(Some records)
○ ○ ○ ○
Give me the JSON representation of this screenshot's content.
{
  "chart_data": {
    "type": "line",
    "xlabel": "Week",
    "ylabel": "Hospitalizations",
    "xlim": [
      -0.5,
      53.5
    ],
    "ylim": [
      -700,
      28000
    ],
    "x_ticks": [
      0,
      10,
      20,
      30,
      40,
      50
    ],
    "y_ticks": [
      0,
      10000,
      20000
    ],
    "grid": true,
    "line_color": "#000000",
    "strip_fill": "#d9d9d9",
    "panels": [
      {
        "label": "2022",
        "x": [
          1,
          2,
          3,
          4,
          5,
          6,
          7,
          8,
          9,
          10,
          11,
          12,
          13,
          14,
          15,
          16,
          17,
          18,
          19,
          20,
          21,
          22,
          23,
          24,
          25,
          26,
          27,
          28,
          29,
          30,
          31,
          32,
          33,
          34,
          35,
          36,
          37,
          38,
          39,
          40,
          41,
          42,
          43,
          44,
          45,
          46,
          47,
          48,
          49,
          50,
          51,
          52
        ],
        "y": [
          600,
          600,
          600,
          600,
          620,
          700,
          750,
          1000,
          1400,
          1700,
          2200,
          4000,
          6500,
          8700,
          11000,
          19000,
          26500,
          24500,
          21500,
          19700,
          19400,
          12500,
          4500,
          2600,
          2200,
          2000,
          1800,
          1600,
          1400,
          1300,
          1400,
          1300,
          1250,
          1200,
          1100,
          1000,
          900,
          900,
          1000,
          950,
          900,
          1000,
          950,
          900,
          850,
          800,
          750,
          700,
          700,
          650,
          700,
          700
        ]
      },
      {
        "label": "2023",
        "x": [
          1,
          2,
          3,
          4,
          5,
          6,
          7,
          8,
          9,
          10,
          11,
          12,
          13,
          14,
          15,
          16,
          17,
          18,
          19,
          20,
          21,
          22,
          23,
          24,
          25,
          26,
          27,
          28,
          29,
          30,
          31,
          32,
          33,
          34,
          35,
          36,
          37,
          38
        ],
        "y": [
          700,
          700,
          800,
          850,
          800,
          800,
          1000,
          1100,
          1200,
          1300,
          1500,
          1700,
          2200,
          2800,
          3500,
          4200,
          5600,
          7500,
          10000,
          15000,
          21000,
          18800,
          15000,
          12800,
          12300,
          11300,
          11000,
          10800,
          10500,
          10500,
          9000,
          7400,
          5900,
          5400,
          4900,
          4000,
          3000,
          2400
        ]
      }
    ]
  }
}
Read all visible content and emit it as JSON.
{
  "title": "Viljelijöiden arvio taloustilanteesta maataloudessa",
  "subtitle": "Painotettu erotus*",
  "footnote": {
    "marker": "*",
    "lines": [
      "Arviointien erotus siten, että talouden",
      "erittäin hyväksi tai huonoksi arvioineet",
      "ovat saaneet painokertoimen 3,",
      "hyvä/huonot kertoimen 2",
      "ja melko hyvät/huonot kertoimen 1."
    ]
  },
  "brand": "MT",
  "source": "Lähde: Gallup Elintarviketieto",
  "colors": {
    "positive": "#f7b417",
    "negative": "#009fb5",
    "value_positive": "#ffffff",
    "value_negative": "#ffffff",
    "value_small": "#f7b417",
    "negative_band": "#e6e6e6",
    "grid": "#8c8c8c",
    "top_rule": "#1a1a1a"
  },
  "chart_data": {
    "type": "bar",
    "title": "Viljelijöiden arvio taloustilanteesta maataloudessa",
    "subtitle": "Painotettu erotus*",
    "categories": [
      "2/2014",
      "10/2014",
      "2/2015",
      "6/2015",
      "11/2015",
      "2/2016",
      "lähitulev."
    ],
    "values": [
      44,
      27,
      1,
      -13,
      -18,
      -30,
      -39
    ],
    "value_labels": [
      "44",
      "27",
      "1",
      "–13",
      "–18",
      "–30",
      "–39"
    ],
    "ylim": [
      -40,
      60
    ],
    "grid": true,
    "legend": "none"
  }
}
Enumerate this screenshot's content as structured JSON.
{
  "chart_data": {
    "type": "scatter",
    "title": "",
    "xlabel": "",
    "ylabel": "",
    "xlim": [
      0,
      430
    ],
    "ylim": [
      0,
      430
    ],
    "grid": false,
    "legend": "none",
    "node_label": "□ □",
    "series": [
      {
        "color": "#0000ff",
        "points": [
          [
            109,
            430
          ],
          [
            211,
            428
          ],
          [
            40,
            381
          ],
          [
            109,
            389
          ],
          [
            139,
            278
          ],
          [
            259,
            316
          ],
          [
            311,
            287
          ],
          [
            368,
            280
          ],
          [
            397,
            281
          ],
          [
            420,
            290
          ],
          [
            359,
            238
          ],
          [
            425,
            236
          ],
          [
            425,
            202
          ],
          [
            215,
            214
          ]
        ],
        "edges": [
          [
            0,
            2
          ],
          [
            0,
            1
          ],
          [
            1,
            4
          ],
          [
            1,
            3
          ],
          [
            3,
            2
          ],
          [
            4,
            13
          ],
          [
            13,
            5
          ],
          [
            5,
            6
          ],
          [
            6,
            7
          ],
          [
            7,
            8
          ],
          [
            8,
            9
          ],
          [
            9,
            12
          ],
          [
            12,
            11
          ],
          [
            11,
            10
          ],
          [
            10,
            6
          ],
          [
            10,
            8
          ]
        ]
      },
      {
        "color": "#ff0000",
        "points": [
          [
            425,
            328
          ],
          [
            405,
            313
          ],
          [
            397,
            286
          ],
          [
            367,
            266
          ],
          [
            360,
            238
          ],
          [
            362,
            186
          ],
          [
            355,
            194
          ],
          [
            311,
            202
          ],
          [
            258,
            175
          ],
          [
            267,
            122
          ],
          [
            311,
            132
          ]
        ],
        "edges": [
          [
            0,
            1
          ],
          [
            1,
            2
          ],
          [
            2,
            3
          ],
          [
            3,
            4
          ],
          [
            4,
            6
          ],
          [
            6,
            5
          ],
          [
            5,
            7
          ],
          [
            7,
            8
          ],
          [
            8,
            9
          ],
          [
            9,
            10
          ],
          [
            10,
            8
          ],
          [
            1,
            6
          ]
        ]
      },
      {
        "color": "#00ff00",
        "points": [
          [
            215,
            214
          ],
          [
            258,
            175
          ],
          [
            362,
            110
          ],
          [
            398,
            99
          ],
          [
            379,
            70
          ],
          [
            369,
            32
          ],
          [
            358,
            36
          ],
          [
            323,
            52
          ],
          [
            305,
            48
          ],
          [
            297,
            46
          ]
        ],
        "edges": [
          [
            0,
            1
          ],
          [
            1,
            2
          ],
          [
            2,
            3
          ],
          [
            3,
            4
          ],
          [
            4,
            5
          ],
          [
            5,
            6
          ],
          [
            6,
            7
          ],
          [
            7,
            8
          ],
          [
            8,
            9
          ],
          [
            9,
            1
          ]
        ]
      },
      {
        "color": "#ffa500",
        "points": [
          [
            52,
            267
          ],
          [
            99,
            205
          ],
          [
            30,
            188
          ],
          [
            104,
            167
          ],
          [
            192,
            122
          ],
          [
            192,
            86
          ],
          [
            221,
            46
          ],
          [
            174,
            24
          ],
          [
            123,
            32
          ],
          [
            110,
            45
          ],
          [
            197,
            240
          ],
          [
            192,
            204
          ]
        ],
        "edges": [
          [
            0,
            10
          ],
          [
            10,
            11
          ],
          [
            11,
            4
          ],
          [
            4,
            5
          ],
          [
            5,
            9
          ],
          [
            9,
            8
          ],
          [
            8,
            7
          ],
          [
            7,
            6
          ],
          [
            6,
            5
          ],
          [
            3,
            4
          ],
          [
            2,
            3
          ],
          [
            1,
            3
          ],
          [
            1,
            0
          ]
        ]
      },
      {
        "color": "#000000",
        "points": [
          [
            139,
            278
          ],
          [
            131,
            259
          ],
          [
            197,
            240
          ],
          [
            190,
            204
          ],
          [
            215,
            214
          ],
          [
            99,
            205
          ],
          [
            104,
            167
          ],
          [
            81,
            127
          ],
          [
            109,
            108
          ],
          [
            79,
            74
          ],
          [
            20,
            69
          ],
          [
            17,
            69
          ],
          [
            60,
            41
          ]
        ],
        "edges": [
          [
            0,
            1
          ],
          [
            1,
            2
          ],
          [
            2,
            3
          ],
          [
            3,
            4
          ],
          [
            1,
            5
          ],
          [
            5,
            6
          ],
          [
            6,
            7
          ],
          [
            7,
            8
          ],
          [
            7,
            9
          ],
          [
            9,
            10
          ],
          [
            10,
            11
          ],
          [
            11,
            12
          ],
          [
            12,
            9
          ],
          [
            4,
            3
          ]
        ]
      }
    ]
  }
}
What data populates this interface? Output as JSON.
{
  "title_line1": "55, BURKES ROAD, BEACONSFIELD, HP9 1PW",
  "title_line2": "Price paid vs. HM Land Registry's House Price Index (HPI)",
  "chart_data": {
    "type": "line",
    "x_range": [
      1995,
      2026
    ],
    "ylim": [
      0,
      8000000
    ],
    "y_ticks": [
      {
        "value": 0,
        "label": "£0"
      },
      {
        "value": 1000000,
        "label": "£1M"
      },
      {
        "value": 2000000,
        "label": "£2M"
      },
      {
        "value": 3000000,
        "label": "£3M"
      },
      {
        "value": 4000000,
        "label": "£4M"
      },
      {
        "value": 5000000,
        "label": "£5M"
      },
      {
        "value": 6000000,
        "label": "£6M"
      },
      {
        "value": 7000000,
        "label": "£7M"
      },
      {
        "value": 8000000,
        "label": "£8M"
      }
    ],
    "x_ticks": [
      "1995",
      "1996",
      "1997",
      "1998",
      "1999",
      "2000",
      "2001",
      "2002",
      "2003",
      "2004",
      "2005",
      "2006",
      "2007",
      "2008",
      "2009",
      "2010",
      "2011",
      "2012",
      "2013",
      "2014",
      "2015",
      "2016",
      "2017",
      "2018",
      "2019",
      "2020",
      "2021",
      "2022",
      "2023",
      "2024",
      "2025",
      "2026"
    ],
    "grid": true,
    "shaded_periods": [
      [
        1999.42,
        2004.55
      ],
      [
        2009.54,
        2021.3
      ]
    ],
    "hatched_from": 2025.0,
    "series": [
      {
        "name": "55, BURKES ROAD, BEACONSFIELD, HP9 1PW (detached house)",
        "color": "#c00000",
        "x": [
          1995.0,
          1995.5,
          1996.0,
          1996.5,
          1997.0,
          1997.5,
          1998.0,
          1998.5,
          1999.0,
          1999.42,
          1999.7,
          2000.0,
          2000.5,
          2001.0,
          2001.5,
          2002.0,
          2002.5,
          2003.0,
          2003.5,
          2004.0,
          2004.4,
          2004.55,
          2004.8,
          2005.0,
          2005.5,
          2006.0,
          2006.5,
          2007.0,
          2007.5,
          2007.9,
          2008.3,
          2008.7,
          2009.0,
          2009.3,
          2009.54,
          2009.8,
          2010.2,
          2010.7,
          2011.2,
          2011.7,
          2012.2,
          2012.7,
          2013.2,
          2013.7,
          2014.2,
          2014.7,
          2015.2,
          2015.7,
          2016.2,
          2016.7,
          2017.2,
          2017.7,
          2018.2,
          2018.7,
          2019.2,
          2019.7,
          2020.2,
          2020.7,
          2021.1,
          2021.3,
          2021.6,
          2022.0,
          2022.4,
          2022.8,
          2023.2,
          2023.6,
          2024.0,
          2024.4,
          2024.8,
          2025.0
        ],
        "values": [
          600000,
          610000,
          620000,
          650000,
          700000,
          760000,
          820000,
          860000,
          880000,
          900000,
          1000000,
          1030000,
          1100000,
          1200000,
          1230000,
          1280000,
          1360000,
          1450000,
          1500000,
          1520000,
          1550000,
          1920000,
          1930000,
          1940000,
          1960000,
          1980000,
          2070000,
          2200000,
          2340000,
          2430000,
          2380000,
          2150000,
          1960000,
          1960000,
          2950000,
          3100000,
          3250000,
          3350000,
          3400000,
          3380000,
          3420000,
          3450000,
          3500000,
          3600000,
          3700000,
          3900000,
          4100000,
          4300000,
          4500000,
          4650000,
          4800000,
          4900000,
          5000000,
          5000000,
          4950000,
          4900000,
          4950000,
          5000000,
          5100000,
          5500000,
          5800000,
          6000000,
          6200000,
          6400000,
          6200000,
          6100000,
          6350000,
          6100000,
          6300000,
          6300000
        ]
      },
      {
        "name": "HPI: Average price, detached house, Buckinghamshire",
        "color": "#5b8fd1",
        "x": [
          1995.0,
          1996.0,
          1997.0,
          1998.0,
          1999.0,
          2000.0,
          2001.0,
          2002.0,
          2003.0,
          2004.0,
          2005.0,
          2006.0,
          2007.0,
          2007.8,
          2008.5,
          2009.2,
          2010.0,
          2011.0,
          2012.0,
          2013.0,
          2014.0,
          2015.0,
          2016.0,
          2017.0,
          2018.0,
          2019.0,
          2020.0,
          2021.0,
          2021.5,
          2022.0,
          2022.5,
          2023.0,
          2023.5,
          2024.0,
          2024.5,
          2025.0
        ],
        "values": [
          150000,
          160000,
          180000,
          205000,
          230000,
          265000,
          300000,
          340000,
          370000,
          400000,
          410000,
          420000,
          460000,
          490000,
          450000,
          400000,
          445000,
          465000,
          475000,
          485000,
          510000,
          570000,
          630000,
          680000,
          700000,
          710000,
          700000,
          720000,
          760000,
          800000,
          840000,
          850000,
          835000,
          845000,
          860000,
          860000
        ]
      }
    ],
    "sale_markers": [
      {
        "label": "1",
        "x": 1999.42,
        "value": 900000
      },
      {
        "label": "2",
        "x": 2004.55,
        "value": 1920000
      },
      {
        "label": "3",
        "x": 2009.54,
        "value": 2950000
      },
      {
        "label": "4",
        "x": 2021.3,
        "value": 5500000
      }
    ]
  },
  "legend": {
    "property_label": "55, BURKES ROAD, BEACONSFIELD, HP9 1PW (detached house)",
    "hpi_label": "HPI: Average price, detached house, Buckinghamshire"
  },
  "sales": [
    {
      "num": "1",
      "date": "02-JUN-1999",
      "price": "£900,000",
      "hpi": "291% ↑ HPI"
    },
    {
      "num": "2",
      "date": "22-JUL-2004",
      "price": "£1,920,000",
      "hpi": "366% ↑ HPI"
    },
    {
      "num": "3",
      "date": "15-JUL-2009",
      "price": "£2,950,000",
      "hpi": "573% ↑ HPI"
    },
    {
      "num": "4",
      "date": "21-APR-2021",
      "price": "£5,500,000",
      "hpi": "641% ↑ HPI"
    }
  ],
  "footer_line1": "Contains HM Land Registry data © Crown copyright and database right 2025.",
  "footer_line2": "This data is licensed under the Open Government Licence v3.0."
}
○ ○ ○ ○
## Exercise instructions:
Show every line of the listing in which the string "Buckinghamshire" can be found.

## Solution below:
        "name": "HPI: Average price, detached house, Buckinghamshire",
    "hpi_label": "HPI: Average price, detached house, Buckinghamshire"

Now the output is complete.